**Given instruction**: Print the data that follows exactly.

**Input rows**:

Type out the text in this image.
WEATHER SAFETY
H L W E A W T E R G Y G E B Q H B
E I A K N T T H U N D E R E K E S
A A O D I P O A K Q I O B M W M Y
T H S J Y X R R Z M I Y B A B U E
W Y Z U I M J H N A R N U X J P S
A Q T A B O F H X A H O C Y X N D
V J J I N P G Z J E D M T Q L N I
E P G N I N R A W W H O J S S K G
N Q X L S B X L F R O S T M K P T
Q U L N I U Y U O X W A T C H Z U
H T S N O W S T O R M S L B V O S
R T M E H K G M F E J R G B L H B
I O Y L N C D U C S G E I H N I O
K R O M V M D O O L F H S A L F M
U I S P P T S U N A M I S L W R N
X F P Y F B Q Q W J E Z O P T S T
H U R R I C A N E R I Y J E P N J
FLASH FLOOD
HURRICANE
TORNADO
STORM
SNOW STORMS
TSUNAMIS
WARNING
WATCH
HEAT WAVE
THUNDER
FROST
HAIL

**Result of this exercise**:
Type out the text in this image.
WEATHER SAFETY
H L W E A W T E R G Y G E B Q H B
E I A K N T T H U N D E R E K E S
A A O D I P O A K Q I O B M W M Y
T H S J Y X R R Z M I Y B A B U E
W Y Z U I M J H N A R N U X J P S
A Q T A B O F H X A H O C Y X N D
V J J I N P G Z J E D M T Q L N I
E P G N I N R A W W H O J S S K G
N Q X L S B X L F R O S T M K P T
Q U L N I U Y U O X W A T C H Z U
H T S N O W S T O R M S L B V O S
R T M E H K G M F E J R G B L H B
I O Y L N C D U C S G E I H N I O
K R O M V M D O O L F H S A L F M
U I S P P T S U N A M I S L W R N
X F P Y F B Q Q W J E Z O P T S T
H U R R I C A N E R I Y J E P N J
FLASH FLOOD
HURRICANE
TORNADO
STORM
SNOW STORMS
TSUNAMIS
WARNING
WATCH
HEAT WAVE
THUNDER
FROST
HAIL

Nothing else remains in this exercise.